Challenge
Find the lines holding the string "Team" in the data, then copy all of them.

Dataset excerpts

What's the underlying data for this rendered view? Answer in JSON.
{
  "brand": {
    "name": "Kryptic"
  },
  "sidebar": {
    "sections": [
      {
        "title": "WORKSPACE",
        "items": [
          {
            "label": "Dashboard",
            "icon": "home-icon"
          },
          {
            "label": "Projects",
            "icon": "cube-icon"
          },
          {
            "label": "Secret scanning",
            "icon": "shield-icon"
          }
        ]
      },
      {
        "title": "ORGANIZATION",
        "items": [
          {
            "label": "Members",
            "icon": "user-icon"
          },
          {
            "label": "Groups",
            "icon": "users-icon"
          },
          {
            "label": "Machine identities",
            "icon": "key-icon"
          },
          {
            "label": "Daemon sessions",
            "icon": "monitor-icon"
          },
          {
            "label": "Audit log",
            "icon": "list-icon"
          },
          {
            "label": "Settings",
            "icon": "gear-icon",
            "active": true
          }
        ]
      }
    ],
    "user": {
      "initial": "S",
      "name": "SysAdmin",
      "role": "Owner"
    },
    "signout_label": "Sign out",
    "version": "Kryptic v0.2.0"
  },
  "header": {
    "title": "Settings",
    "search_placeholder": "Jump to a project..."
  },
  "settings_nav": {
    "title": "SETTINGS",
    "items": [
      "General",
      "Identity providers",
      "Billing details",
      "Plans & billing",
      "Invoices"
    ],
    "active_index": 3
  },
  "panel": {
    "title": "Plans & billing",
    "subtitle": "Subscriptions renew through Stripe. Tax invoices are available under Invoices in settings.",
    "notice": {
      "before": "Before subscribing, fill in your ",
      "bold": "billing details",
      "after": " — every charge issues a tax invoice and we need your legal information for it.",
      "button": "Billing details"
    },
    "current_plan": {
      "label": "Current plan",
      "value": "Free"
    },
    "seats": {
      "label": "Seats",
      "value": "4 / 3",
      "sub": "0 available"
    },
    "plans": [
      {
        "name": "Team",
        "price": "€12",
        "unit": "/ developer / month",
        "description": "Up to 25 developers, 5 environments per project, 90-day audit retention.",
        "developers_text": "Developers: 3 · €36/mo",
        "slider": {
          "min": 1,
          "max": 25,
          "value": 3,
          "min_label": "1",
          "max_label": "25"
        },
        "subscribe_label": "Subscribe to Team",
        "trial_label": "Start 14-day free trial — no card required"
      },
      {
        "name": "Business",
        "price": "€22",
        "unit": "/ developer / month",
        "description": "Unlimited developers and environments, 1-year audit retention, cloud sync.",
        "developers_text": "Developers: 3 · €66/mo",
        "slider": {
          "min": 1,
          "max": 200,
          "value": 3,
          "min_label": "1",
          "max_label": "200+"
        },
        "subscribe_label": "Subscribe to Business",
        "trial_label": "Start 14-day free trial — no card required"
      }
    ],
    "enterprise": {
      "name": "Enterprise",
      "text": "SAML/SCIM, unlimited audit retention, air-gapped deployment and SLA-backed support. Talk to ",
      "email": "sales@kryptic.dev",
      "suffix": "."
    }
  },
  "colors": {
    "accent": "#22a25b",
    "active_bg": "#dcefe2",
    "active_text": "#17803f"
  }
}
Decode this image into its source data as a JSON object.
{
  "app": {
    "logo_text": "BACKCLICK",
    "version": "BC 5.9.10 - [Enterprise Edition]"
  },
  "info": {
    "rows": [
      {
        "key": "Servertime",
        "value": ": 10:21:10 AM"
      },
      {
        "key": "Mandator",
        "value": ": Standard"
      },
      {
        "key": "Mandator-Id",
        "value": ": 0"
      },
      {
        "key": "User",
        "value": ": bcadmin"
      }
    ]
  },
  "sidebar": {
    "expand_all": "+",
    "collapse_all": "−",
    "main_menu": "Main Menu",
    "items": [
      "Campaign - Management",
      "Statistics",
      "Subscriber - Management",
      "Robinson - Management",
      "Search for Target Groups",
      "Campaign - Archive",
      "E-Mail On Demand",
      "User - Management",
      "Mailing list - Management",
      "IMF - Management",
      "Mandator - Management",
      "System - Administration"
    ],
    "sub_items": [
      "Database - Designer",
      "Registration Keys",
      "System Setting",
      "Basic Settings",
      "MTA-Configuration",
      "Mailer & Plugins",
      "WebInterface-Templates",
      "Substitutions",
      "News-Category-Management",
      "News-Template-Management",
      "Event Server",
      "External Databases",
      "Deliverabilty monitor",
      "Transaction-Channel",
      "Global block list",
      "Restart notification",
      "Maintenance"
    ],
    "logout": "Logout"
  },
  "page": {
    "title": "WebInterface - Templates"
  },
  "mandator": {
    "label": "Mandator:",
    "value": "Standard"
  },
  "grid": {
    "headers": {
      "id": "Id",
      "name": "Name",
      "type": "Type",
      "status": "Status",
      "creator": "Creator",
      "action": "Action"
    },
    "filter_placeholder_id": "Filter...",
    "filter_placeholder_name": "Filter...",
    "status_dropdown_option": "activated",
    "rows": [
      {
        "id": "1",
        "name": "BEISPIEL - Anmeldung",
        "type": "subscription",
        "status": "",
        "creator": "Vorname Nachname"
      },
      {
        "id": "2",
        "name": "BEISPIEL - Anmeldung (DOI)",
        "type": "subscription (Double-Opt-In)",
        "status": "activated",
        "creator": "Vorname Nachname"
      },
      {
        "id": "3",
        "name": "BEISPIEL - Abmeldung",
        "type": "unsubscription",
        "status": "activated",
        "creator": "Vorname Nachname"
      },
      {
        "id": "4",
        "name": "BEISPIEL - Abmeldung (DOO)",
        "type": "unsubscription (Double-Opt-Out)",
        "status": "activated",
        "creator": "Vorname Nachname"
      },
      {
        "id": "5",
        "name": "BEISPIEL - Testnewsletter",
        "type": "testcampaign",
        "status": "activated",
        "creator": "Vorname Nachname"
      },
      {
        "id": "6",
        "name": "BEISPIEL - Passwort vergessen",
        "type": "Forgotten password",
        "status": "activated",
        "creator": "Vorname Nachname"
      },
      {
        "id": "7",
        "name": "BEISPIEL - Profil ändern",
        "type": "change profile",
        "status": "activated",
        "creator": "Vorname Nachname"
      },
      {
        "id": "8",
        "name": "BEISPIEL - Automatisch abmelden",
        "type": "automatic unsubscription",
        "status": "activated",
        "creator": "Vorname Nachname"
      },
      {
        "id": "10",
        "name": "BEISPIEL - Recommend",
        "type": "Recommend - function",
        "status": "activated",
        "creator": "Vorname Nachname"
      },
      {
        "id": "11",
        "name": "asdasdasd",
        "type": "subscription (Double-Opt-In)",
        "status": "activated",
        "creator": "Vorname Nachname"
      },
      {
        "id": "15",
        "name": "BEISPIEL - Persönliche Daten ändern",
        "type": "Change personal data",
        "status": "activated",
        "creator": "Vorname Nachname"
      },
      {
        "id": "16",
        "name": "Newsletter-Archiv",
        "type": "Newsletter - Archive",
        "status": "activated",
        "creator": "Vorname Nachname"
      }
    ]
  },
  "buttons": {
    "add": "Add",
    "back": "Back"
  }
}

Written solution
        "name": "Team",
        "subscribe_label": "Subscribe to Team",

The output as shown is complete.